--- Start of Data for the task ---
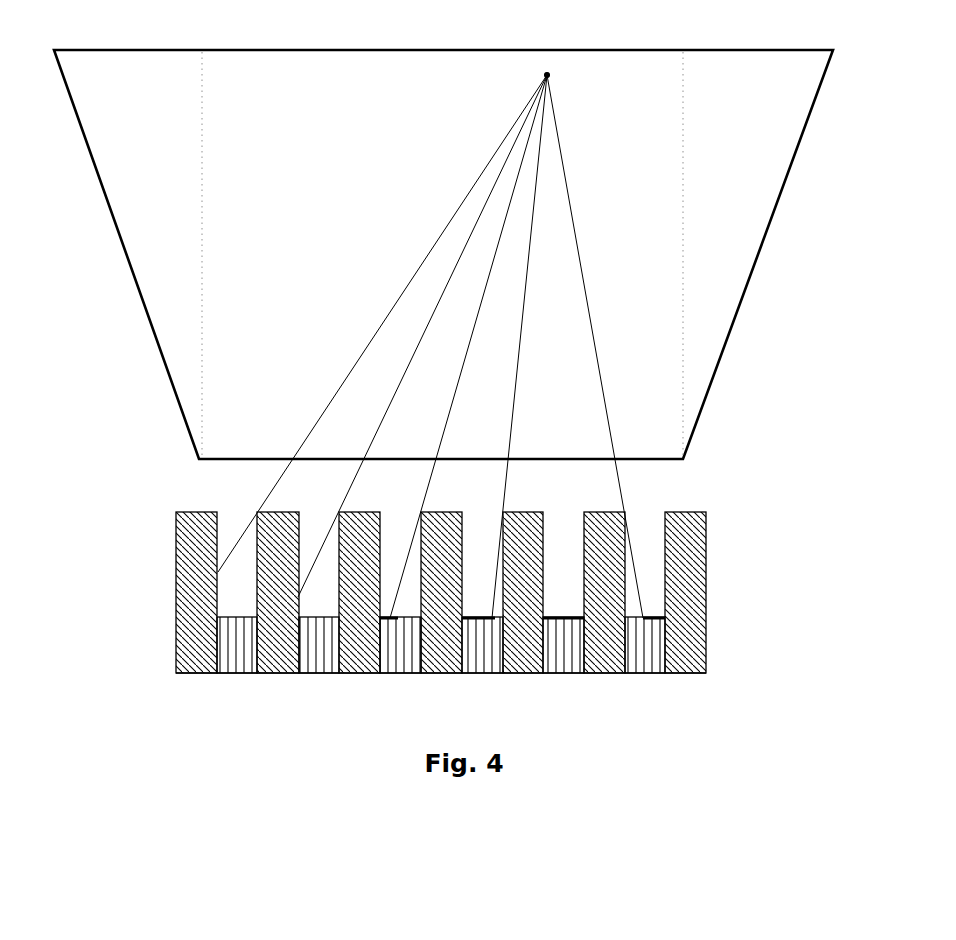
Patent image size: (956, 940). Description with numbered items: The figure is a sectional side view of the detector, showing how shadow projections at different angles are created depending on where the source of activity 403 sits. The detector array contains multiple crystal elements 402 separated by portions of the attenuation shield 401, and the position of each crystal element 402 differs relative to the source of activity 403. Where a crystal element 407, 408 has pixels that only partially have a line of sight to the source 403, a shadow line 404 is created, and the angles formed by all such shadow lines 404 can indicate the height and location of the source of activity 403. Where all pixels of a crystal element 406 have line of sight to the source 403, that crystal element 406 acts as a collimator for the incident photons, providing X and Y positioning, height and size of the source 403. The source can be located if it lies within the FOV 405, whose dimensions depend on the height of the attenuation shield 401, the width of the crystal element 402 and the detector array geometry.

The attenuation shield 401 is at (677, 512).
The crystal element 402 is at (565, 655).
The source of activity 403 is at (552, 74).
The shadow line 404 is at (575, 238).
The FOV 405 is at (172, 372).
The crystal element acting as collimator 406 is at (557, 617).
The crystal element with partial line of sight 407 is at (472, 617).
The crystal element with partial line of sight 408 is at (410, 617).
--- End of Data for the task ---
**Work to do:** Give the lines of the records as a numbered list, leaving out blank lines and the pictures.

**Full response:**
1. Patent image size: (956, 940). Description with numbered items: The figure is a sectional side view of the detector, showing how shadow projections at different angles are created depending on where the source of activity 403 sits. The detector array contains multiple crystal elements 402 separated by portions of the attenuation shield 401, and the position of each crystal element 402 differs relative to the source of activity 403. Where a crystal element 407, 408 has pixels that only partially have a line of sight to the source 403, a shadow line 404 is created, and the angles formed by all such shadow lines 404 can indicate the height and location of the source of activity 403. Where all pixels of a crystal element 406 have line of sight to the source 403, that crystal element 406 acts as a collimator for the incident photons, providing X and Y positioning, height and size of the source 403. The source can be located if it lies within the FOV 405, whose dimensions depend on the height of the attenuation shield 401, the width of the crystal element 402 and the detector array geometry.
2. The attenuation shield 401 is at (677, 512).
3. The crystal element 402 is at (565, 655).
4. The source of activity 403 is at (552, 74).
5. The shadow line 404 is at (575, 238).
6. The FOV 405 is at (172, 372).
7. The crystal element acting as collimator 406 is at (557, 617).
8. The crystal element with partial line of sight 407 is at (472, 617).
9. The crystal element with partial line of sight 408 is at (410, 617).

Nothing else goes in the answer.